A run of records:

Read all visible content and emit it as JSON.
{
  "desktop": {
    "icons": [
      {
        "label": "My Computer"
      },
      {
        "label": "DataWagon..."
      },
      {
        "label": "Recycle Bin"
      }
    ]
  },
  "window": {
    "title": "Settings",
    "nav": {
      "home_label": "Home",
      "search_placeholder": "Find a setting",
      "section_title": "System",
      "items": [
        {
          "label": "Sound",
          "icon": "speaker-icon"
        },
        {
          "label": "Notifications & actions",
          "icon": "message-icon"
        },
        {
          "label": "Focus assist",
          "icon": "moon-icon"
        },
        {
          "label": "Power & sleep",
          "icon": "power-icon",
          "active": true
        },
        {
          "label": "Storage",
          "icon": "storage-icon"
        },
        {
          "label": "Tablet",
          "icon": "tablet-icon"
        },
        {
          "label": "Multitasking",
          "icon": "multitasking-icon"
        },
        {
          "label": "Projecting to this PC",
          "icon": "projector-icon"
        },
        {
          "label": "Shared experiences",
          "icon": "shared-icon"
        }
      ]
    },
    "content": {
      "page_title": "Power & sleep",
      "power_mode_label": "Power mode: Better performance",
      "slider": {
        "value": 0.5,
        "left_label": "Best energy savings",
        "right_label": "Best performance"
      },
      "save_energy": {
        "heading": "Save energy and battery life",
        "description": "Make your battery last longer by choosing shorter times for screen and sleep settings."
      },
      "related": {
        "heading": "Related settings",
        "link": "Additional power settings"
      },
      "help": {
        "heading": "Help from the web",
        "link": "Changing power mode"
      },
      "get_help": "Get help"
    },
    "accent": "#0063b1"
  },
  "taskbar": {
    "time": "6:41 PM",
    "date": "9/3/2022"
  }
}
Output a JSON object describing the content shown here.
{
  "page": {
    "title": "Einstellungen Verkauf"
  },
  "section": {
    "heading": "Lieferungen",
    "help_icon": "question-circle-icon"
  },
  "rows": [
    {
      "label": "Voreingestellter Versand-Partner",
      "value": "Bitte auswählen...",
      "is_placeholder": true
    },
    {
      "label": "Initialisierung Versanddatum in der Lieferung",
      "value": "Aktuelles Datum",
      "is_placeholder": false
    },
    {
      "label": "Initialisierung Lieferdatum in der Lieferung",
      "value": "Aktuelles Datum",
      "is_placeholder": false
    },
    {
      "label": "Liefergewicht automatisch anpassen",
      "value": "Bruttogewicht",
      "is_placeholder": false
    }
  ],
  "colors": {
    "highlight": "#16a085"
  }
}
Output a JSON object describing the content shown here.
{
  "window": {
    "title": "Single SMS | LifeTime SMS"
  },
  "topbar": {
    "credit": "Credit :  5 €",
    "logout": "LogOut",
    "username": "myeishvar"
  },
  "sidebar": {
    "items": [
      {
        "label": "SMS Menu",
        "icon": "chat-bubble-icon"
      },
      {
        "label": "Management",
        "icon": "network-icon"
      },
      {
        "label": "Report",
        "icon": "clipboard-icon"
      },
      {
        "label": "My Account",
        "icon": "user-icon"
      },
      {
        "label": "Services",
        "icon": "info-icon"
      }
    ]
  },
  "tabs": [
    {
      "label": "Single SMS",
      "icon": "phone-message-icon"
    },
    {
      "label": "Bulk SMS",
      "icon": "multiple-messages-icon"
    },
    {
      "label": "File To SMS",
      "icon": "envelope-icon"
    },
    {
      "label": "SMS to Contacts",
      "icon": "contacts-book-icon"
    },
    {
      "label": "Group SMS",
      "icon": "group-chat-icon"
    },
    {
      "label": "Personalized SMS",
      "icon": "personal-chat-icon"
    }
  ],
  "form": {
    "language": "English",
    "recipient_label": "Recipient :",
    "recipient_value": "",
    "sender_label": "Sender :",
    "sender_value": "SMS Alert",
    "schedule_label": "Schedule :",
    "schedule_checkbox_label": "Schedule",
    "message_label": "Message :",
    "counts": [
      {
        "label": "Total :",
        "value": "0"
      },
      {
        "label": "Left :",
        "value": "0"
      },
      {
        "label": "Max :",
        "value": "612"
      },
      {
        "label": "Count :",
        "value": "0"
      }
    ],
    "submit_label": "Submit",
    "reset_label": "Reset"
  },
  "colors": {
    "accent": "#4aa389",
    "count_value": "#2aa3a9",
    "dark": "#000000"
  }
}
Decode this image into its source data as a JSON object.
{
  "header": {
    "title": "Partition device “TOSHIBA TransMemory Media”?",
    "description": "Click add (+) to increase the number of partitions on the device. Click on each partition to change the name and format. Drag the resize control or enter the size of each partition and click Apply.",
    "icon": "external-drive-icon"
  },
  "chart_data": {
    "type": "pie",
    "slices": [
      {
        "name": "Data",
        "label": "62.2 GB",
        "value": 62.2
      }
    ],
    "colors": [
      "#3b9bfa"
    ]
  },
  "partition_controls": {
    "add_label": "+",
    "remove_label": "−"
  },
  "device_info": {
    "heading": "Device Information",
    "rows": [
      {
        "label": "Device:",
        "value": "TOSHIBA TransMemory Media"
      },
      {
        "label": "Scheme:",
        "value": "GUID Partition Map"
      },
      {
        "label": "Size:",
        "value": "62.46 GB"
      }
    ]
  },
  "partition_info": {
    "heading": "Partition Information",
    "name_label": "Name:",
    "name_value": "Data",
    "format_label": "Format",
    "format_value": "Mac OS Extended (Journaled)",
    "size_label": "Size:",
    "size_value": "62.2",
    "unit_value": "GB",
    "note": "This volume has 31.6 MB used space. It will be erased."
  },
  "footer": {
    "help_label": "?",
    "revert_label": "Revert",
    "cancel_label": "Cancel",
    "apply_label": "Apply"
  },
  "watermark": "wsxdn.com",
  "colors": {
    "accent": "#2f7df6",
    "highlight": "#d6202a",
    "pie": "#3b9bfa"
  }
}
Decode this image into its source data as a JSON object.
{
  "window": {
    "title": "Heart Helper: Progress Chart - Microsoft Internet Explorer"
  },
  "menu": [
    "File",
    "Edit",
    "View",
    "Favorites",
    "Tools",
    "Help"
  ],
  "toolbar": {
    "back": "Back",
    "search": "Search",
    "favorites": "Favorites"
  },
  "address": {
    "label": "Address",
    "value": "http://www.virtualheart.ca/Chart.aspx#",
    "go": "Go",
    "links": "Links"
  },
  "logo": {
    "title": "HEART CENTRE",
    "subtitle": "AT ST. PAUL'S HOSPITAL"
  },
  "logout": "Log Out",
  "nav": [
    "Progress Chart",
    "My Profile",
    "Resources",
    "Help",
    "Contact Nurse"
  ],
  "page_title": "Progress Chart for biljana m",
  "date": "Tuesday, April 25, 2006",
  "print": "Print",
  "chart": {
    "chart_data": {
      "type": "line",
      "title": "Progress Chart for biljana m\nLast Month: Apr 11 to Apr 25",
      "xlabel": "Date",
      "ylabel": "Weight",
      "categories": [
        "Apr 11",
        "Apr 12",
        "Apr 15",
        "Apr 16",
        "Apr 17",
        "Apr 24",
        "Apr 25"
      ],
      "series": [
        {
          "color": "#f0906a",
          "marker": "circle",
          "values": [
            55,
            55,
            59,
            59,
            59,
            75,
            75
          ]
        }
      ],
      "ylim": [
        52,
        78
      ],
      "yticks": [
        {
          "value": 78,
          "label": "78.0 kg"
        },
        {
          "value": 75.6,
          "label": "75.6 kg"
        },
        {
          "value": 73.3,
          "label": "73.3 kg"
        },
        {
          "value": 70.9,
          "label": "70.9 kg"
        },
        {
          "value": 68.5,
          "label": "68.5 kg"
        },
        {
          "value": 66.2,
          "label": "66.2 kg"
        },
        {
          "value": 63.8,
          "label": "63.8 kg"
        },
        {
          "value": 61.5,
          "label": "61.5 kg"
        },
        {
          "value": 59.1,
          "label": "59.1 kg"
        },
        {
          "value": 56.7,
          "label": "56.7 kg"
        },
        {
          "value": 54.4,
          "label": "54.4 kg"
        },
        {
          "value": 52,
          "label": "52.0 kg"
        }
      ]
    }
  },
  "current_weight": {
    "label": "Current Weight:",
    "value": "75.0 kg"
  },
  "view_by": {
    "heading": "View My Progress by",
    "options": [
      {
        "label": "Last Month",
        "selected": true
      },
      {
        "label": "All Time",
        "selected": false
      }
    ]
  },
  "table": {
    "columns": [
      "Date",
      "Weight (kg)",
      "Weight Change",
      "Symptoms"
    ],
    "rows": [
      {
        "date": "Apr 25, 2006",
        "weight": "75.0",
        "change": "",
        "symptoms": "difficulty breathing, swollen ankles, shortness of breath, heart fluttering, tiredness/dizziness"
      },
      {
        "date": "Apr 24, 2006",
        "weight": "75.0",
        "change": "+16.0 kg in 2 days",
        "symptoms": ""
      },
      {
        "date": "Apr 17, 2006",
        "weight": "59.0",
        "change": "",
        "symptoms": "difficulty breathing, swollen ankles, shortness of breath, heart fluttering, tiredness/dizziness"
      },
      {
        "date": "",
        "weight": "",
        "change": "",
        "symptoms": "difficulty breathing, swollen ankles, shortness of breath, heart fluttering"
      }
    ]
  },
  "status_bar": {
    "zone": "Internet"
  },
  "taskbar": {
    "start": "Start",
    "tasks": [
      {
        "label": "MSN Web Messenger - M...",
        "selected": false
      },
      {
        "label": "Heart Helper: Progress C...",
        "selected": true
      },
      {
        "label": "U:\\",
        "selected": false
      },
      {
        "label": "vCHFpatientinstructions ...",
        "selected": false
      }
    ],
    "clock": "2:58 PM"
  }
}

WHAT TO PRODUCE
Which lines hold the word "content"? Copy every one of them.

PROBLEM SOLUTION
Read all visible content and emit it as JSON.
    "content": {
Output a JSON object describing the content shown here.
Output a JSON object describing the content shown here.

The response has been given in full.